Provided entries ▸
--

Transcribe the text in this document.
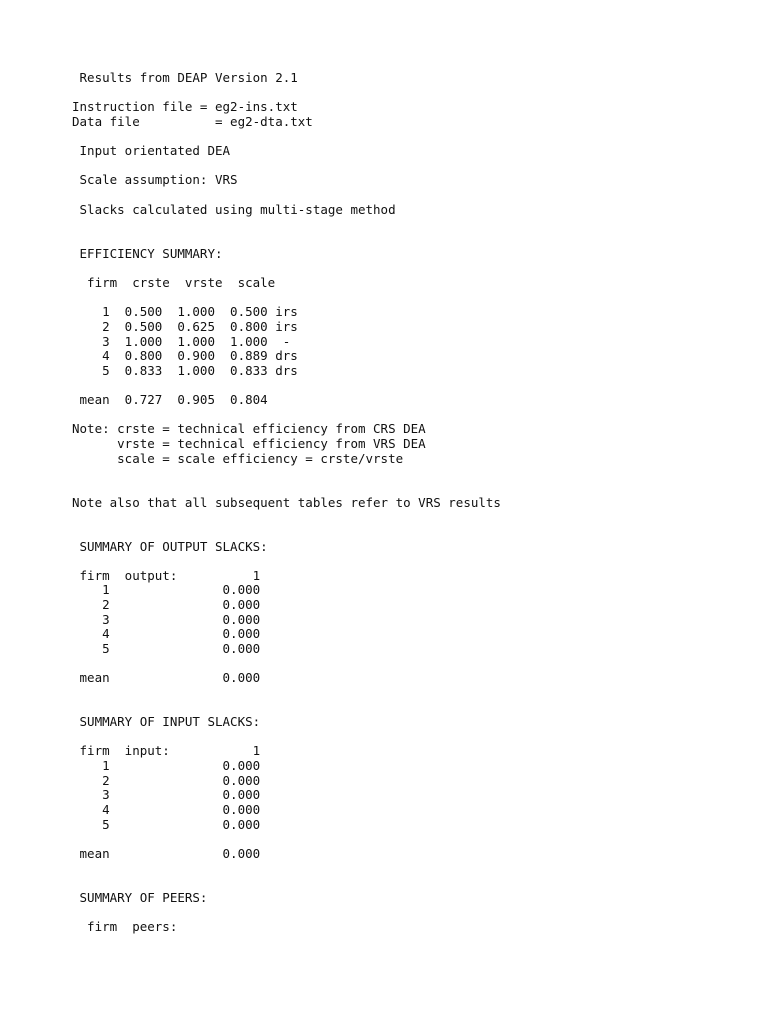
Results from DEAP Version 2.1
Instruction file = eg2-ins.txt
Data file          = eg2-dta.txt
Input orientated DEA
Scale assumption: VRS
Slacks calculated using multi-stage method
EFFICIENCY SUMMARY:
firm  crste  vrste  scale
1  0.500  1.000  0.500 irs
2  0.500  0.625  0.800 irs
3  1.000  1.000  1.000  -
4  0.800  0.900  0.889 drs
5  0.833  1.000  0.833 drs
mean  0.727  0.905  0.804
Note: crste = technical efficiency from CRS DEA
vrste = technical efficiency from VRS DEA
scale = scale efficiency = crste/vrste
Note also that all subsequent tables refer to VRS results
SUMMARY OF OUTPUT SLACKS:
firm  output:          1
1               0.000
2               0.000
3               0.000
4               0.000
5               0.000
mean               0.000
SUMMARY OF INPUT SLACKS:
firm  input:           1
1               0.000
2               0.000
3               0.000
4               0.000
5               0.000
mean               0.000
SUMMARY OF PEERS:
firm  peers:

--

In the entries above, locate every line with the word "SUMMARY" and copy it.

Worked solution ▸
EFFICIENCY SUMMARY:
SUMMARY OF OUTPUT SLACKS:
SUMMARY OF INPUT SLACKS:
SUMMARY OF PEERS:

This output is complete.